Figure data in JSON
start

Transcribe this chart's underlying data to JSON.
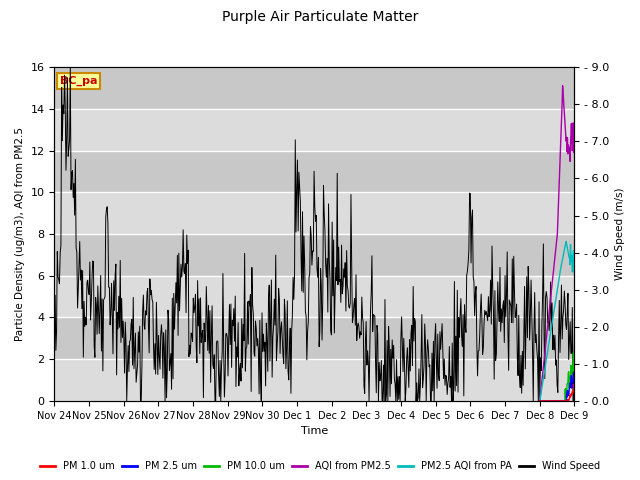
{
  "title": "Purple Air Particulate Matter",
  "ylabel_left": "Particle Density (ug/m3), AQI from PM2.5",
  "ylabel_right": "Wind Speed (m/s)",
  "xlabel": "Time",
  "annotation_text": "BC_pa",
  "ylim_left": [
    0,
    16
  ],
  "ylim_right": [
    0,
    9.0
  ],
  "yticks_left": [
    0,
    2,
    4,
    6,
    8,
    10,
    12,
    14,
    16
  ],
  "yticks_right_vals": [
    0.0,
    1.0,
    2.0,
    3.0,
    4.0,
    5.0,
    6.0,
    7.0,
    8.0,
    9.0
  ],
  "yticks_right_labels": [
    "0.0",
    "1.0",
    "2.0",
    "3.0",
    "4.0",
    "5.0",
    "6.0",
    "7.0",
    "8.0",
    "9.0"
  ],
  "xtick_labels": [
    "Nov 24",
    "Nov 25",
    "Nov 26",
    "Nov 27",
    "Nov 28",
    "Nov 29",
    "Nov 30",
    "Dec 1",
    "Dec 2",
    "Dec 3",
    "Dec 4",
    "Dec 5",
    "Dec 6",
    "Dec 7",
    "Dec 8",
    "Dec 9"
  ],
  "bg_color": "#dcdcdc",
  "legend_entries": [
    "PM 1.0 um",
    "PM 2.5 um",
    "PM 10.0 um",
    "AQI from PM2.5",
    "PM2.5 AQI from PA",
    "Wind Speed"
  ],
  "legend_colors": [
    "#ff0000",
    "#0000ff",
    "#00bb00",
    "#aa00aa",
    "#00bbbb",
    "#000000"
  ],
  "seed": 12345
}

end

• WRITTEN EXERCISE
Can you retype every record above exactly, leaving out the pictures?

• FULL ANSWER
Transcribe this chart's underlying data to JSON.
{
  "title": "Purple Air Particulate Matter",
  "ylabel_left": "Particle Density (ug/m3), AQI from PM2.5",
  "ylabel_right": "Wind Speed (m/s)",
  "xlabel": "Time",
  "annotation_text": "BC_pa",
  "ylim_left": [
    0,
    16
  ],
  "ylim_right": [
    0,
    9.0
  ],
  "yticks_left": [
    0,
    2,
    4,
    6,
    8,
    10,
    12,
    14,
    16
  ],
  "yticks_right_vals": [
    0.0,
    1.0,
    2.0,
    3.0,
    4.0,
    5.0,
    6.0,
    7.0,
    8.0,
    9.0
  ],
  "yticks_right_labels": [
    "0.0",
    "1.0",
    "2.0",
    "3.0",
    "4.0",
    "5.0",
    "6.0",
    "7.0",
    "8.0",
    "9.0"
  ],
  "xtick_labels": [
    "Nov 24",
    "Nov 25",
    "Nov 26",
    "Nov 27",
    "Nov 28",
    "Nov 29",
    "Nov 30",
    "Dec 1",
    "Dec 2",
    "Dec 3",
    "Dec 4",
    "Dec 5",
    "Dec 6",
    "Dec 7",
    "Dec 8",
    "Dec 9"
  ],
  "bg_color": "#dcdcdc",
  "legend_entries": [
    "PM 1.0 um",
    "PM 2.5 um",
    "PM 10.0 um",
    "AQI from PM2.5",
    "PM2.5 AQI from PA",
    "Wind Speed"
  ],
  "legend_colors": [
    "#ff0000",
    "#0000ff",
    "#00bb00",
    "#aa00aa",
    "#00bbbb",
    "#000000"
  ],
  "seed": 12345
}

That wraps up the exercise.